PROBLEM REQUIREMENTS>
Wherever the string "ogłoszeń" appears in a line, extract that line.

(Saved data entries)

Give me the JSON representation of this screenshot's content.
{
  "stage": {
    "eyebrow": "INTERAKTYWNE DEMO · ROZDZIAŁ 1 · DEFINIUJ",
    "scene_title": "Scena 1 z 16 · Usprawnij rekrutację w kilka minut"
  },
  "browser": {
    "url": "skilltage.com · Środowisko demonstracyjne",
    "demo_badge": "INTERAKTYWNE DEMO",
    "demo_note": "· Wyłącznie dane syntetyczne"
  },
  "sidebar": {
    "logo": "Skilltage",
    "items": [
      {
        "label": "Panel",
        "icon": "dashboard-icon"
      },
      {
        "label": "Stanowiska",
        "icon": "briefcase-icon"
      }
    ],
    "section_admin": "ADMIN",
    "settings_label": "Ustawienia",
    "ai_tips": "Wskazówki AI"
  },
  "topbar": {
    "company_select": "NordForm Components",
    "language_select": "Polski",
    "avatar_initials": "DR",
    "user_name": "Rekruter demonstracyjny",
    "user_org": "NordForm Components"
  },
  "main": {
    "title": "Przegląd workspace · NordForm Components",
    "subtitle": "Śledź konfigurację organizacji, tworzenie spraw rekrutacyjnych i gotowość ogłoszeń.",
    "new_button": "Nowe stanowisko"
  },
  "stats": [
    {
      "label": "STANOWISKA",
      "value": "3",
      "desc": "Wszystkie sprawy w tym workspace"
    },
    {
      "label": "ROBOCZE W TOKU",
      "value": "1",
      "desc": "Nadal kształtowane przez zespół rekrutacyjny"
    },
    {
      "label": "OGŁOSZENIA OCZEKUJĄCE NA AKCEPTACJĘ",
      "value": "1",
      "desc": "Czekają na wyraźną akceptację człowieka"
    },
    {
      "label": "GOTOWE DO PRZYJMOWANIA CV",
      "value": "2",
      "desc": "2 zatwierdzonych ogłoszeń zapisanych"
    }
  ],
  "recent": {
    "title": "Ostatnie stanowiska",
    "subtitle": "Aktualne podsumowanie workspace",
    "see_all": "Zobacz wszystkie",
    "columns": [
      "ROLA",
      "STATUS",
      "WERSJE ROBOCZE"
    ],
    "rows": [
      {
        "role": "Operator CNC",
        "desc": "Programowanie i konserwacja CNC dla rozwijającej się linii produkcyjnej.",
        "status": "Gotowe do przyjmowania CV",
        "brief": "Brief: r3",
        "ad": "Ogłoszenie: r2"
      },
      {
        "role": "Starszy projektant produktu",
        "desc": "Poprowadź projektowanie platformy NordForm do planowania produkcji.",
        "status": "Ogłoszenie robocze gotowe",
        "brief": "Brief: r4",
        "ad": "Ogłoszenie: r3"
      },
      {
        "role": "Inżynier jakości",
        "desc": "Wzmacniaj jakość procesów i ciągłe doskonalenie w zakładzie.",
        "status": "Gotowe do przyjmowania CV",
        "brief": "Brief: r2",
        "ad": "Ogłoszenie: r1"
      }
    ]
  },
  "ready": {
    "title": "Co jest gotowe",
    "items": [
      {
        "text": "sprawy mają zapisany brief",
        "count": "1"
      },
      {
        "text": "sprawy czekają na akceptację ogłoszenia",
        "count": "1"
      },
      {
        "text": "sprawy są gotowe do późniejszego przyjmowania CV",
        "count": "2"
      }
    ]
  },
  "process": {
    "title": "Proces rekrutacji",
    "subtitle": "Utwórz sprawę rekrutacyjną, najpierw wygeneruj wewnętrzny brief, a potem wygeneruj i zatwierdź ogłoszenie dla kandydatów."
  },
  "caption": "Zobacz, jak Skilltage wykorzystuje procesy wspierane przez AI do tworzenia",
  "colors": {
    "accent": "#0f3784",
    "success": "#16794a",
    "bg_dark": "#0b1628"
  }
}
---
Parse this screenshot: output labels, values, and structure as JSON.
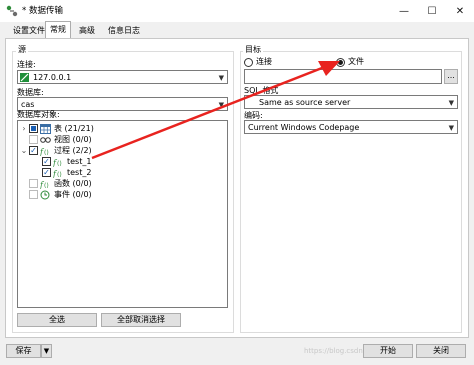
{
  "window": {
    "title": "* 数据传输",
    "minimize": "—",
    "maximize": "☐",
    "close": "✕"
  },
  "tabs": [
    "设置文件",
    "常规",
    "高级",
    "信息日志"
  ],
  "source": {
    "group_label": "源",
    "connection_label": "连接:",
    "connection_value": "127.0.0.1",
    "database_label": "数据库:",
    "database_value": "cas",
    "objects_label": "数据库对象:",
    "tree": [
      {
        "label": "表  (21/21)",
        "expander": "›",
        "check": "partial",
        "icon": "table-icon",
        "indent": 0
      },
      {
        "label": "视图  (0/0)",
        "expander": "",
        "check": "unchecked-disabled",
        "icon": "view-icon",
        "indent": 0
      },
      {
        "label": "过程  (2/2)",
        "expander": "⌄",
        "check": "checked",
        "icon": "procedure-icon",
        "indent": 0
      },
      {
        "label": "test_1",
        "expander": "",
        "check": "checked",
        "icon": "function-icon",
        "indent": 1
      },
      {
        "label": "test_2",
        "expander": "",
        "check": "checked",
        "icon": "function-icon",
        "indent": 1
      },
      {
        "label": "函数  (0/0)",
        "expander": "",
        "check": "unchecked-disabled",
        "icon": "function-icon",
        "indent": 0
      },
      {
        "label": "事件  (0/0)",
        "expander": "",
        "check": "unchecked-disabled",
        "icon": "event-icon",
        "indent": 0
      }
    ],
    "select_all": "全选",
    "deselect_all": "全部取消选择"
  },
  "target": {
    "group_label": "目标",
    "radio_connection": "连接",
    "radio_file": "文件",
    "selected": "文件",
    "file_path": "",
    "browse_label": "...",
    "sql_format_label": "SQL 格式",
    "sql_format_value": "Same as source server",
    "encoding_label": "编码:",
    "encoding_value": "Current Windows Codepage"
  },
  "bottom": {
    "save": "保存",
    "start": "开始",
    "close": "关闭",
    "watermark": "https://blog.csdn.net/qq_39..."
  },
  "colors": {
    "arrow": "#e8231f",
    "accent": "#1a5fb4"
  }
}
...
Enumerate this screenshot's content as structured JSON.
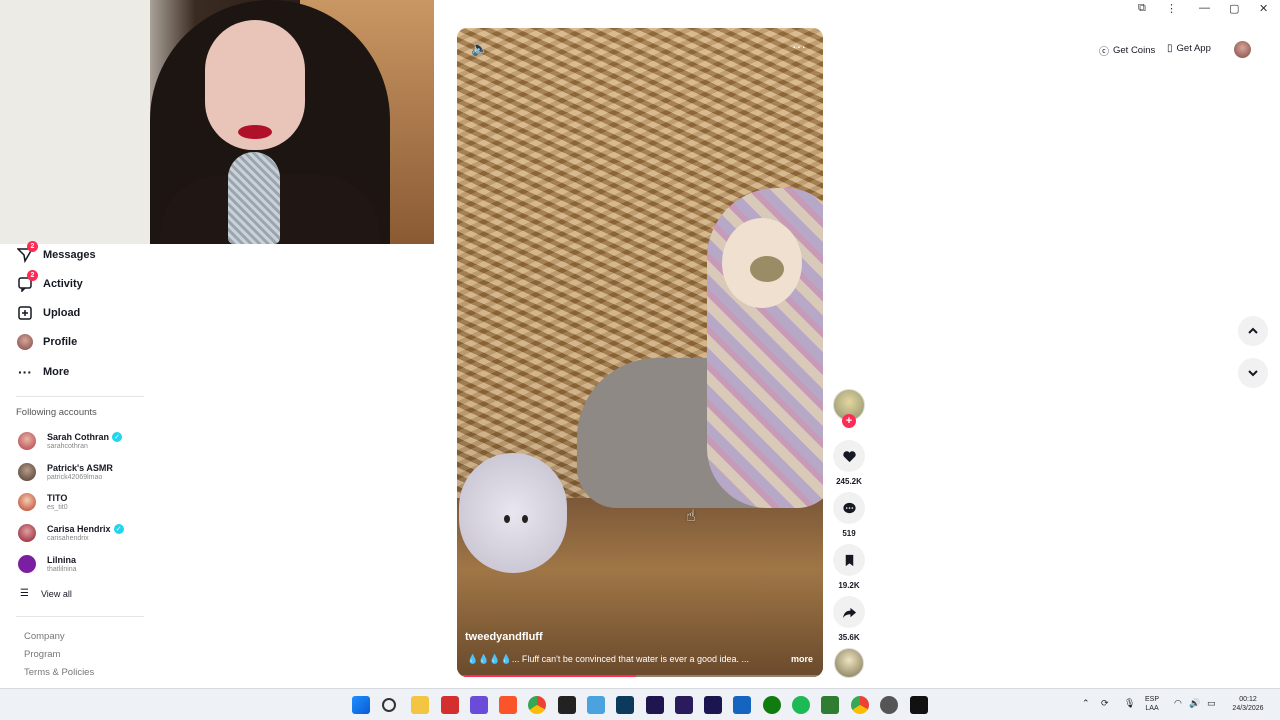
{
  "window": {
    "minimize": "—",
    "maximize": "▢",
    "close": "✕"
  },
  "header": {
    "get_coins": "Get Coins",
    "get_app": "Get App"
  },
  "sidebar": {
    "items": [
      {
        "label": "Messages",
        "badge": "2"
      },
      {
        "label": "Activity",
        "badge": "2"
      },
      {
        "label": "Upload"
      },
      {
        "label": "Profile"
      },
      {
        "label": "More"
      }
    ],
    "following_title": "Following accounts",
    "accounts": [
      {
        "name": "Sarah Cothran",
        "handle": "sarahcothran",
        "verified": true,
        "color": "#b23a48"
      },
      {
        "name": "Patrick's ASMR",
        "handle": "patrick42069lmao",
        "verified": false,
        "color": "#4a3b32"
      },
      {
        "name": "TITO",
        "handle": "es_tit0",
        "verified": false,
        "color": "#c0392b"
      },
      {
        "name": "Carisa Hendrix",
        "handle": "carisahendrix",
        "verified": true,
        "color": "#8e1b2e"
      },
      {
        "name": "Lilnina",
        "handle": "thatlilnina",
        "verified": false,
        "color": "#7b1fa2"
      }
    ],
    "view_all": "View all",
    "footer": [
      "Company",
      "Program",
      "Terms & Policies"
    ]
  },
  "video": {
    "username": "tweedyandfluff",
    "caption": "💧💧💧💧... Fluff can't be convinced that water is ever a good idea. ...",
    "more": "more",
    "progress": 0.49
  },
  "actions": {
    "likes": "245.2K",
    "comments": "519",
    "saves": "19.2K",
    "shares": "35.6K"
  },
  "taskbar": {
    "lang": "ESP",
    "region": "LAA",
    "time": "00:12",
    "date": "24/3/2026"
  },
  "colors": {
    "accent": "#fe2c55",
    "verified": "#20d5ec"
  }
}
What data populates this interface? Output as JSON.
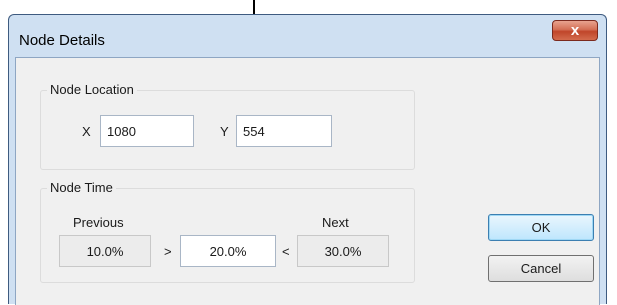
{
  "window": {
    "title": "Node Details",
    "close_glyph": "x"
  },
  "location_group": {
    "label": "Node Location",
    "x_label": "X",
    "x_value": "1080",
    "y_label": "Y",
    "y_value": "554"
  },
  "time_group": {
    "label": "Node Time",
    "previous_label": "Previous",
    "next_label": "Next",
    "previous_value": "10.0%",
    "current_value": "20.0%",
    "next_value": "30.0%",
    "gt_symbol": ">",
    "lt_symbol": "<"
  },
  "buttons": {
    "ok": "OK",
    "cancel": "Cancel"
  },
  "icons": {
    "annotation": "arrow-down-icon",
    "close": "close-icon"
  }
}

RESULT FOR THIS EXERCISE>
    "subtitle": "Śledź konfigurację organizacji, tworzenie spraw rekrutacyjnych i gotowość ogłoszeń.",
      "desc": "2 zatwierdzonych ogłoszeń zapisanych"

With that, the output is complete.